# [TASK GOAL]
Reproduce all records exactly.

[Data records]
- - - - -

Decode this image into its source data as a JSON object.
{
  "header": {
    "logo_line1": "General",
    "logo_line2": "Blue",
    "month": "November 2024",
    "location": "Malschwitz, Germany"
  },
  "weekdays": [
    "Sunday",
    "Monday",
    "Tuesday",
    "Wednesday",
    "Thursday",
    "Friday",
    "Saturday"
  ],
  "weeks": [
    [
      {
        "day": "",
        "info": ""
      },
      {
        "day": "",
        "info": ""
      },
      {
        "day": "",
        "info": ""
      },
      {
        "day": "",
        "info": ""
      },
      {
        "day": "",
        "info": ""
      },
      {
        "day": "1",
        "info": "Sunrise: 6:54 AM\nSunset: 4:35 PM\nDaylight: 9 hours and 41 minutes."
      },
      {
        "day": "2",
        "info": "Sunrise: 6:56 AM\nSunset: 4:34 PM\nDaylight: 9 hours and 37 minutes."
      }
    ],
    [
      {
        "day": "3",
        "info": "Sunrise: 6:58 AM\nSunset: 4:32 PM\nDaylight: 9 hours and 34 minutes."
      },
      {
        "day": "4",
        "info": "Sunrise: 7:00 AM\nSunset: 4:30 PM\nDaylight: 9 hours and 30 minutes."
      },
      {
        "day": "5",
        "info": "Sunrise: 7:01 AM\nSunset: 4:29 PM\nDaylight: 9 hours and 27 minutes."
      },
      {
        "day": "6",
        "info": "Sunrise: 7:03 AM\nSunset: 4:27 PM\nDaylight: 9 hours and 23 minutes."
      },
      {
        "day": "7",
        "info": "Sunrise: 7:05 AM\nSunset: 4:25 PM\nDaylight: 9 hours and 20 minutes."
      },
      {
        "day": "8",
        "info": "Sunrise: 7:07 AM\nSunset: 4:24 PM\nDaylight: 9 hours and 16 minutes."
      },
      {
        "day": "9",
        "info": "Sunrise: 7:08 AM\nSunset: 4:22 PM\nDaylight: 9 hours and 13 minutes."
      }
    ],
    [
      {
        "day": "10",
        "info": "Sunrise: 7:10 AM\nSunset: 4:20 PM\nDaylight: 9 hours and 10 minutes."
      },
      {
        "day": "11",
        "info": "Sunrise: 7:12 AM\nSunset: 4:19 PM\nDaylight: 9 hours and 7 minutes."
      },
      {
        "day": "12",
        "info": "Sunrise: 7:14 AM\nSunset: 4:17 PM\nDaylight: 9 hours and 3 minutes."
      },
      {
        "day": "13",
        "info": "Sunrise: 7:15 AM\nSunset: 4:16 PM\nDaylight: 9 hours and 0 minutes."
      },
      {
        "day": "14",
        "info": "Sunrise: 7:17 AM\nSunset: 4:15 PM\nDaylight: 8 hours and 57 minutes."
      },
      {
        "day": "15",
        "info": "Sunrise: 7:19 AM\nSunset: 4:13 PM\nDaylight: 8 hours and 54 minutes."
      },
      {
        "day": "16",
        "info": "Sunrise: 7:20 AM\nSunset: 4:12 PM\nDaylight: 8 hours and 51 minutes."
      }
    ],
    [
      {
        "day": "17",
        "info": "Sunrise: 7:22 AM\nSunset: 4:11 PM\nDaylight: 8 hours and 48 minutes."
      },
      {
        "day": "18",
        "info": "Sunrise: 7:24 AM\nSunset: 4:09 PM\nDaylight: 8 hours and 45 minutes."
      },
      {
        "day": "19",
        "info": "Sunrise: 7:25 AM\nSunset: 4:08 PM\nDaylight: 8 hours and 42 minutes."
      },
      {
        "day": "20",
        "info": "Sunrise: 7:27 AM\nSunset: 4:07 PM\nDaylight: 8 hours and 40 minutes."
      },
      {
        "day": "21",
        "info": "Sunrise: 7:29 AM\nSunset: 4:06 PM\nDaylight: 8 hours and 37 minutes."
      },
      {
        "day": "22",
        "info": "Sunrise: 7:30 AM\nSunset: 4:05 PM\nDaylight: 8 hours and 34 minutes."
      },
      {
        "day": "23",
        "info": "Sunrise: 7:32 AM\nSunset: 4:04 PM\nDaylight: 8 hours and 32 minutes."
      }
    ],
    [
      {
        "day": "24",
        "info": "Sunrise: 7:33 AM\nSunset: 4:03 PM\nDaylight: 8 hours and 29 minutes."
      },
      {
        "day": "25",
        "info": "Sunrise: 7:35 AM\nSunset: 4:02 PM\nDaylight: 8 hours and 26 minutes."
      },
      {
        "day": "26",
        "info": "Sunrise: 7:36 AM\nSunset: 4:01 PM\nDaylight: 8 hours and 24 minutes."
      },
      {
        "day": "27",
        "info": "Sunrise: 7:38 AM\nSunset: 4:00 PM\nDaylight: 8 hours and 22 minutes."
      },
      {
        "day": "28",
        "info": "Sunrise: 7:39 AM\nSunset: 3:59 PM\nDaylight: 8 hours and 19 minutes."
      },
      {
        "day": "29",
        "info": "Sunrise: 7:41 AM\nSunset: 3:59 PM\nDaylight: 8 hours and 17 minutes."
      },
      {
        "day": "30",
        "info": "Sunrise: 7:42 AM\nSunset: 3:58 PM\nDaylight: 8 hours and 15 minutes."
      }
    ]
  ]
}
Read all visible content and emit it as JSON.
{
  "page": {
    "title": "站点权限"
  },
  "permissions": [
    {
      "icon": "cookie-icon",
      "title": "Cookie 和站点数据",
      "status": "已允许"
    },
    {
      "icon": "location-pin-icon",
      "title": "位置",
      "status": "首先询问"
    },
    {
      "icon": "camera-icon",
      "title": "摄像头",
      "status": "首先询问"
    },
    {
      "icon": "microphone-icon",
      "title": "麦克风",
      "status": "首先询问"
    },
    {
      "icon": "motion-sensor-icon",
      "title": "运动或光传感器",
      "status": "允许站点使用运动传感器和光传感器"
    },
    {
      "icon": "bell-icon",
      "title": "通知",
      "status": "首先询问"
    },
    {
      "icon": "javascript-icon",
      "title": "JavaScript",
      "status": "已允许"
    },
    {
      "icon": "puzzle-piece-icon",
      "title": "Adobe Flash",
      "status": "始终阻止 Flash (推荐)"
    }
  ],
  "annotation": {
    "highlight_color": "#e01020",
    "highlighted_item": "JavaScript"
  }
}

- - - - -

# [ANSWER TO THIS TASK]
Decode this image into its source data as a JSON object.
{
  "header": {
    "logo_line1": "General",
    "logo_line2": "Blue",
    "month": "November 2024",
    "location": "Malschwitz, Germany"
  },
  "weekdays": [
    "Sunday",
    "Monday",
    "Tuesday",
    "Wednesday",
    "Thursday",
    "Friday",
    "Saturday"
  ],
  "weeks": [
    [
      {
        "day": "",
        "info": ""
      },
      {
        "day": "",
        "info": ""
      },
      {
        "day": "",
        "info": ""
      },
      {
        "day": "",
        "info": ""
      },
      {
        "day": "",
        "info": ""
      },
      {
        "day": "1",
        "info": "Sunrise: 6:54 AM\nSunset: 4:35 PM\nDaylight: 9 hours and 41 minutes."
      },
      {
        "day": "2",
        "info": "Sunrise: 6:56 AM\nSunset: 4:34 PM\nDaylight: 9 hours and 37 minutes."
      }
    ],
    [
      {
        "day": "3",
        "info": "Sunrise: 6:58 AM\nSunset: 4:32 PM\nDaylight: 9 hours and 34 minutes."
      },
      {
        "day": "4",
        "info": "Sunrise: 7:00 AM\nSunset: 4:30 PM\nDaylight: 9 hours and 30 minutes."
      },
      {
        "day": "5",
        "info": "Sunrise: 7:01 AM\nSunset: 4:29 PM\nDaylight: 9 hours and 27 minutes."
      },
      {
        "day": "6",
        "info": "Sunrise: 7:03 AM\nSunset: 4:27 PM\nDaylight: 9 hours and 23 minutes."
      },
      {
        "day": "7",
        "info": "Sunrise: 7:05 AM\nSunset: 4:25 PM\nDaylight: 9 hours and 20 minutes."
      },
      {
        "day": "8",
        "info": "Sunrise: 7:07 AM\nSunset: 4:24 PM\nDaylight: 9 hours and 16 minutes."
      },
      {
        "day": "9",
        "info": "Sunrise: 7:08 AM\nSunset: 4:22 PM\nDaylight: 9 hours and 13 minutes."
      }
    ],
    [
      {
        "day": "10",
        "info": "Sunrise: 7:10 AM\nSunset: 4:20 PM\nDaylight: 9 hours and 10 minutes."
      },
      {
        "day": "11",
        "info": "Sunrise: 7:12 AM\nSunset: 4:19 PM\nDaylight: 9 hours and 7 minutes."
      },
      {
        "day": "12",
        "info": "Sunrise: 7:14 AM\nSunset: 4:17 PM\nDaylight: 9 hours and 3 minutes."
      },
      {
        "day": "13",
        "info": "Sunrise: 7:15 AM\nSunset: 4:16 PM\nDaylight: 9 hours and 0 minutes."
      },
      {
        "day": "14",
        "info": "Sunrise: 7:17 AM\nSunset: 4:15 PM\nDaylight: 8 hours and 57 minutes."
      },
      {
        "day": "15",
        "info": "Sunrise: 7:19 AM\nSunset: 4:13 PM\nDaylight: 8 hours and 54 minutes."
      },
      {
        "day": "16",
        "info": "Sunrise: 7:20 AM\nSunset: 4:12 PM\nDaylight: 8 hours and 51 minutes."
      }
    ],
    [
      {
        "day": "17",
        "info": "Sunrise: 7:22 AM\nSunset: 4:11 PM\nDaylight: 8 hours and 48 minutes."
      },
      {
        "day": "18",
        "info": "Sunrise: 7:24 AM\nSunset: 4:09 PM\nDaylight: 8 hours and 45 minutes."
      },
      {
        "day": "19",
        "info": "Sunrise: 7:25 AM\nSunset: 4:08 PM\nDaylight: 8 hours and 42 minutes."
      },
      {
        "day": "20",
        "info": "Sunrise: 7:27 AM\nSunset: 4:07 PM\nDaylight: 8 hours and 40 minutes."
      },
      {
        "day": "21",
        "info": "Sunrise: 7:29 AM\nSunset: 4:06 PM\nDaylight: 8 hours and 37 minutes."
      },
      {
        "day": "22",
        "info": "Sunrise: 7:30 AM\nSunset: 4:05 PM\nDaylight: 8 hours and 34 minutes."
      },
      {
        "day": "23",
        "info": "Sunrise: 7:32 AM\nSunset: 4:04 PM\nDaylight: 8 hours and 32 minutes."
      }
    ],
    [
      {
        "day": "24",
        "info": "Sunrise: 7:33 AM\nSunset: 4:03 PM\nDaylight: 8 hours and 29 minutes."
      },
      {
        "day": "25",
        "info": "Sunrise: 7:35 AM\nSunset: 4:02 PM\nDaylight: 8 hours and 26 minutes."
      },
      {
        "day": "26",
        "info": "Sunrise: 7:36 AM\nSunset: 4:01 PM\nDaylight: 8 hours and 24 minutes."
      },
      {
        "day": "27",
        "info": "Sunrise: 7:38 AM\nSunset: 4:00 PM\nDaylight: 8 hours and 22 minutes."
      },
      {
        "day": "28",
        "info": "Sunrise: 7:39 AM\nSunset: 3:59 PM\nDaylight: 8 hours and 19 minutes."
      },
      {
        "day": "29",
        "info": "Sunrise: 7:41 AM\nSunset: 3:59 PM\nDaylight: 8 hours and 17 minutes."
      },
      {
        "day": "30",
        "info": "Sunrise: 7:42 AM\nSunset: 3:58 PM\nDaylight: 8 hours and 15 minutes."
      }
    ]
  ]
}
Read all visible content and emit it as JSON.
{
  "page": {
    "title": "站点权限"
  },
  "permissions": [
    {
      "icon": "cookie-icon",
      "title": "Cookie 和站点数据",
      "status": "已允许"
    },
    {
      "icon": "location-pin-icon",
      "title": "位置",
      "status": "首先询问"
    },
    {
      "icon": "camera-icon",
      "title": "摄像头",
      "status": "首先询问"
    },
    {
      "icon": "microphone-icon",
      "title": "麦克风",
      "status": "首先询问"
    },
    {
      "icon": "motion-sensor-icon",
      "title": "运动或光传感器",
      "status": "允许站点使用运动传感器和光传感器"
    },
    {
      "icon": "bell-icon",
      "title": "通知",
      "status": "首先询问"
    },
    {
      "icon": "javascript-icon",
      "title": "JavaScript",
      "status": "已允许"
    },
    {
      "icon": "puzzle-piece-icon",
      "title": "Adobe Flash",
      "status": "始终阻止 Flash (推荐)"
    }
  ],
  "annotation": {
    "highlight_color": "#e01020",
    "highlighted_item": "JavaScript"
  }
}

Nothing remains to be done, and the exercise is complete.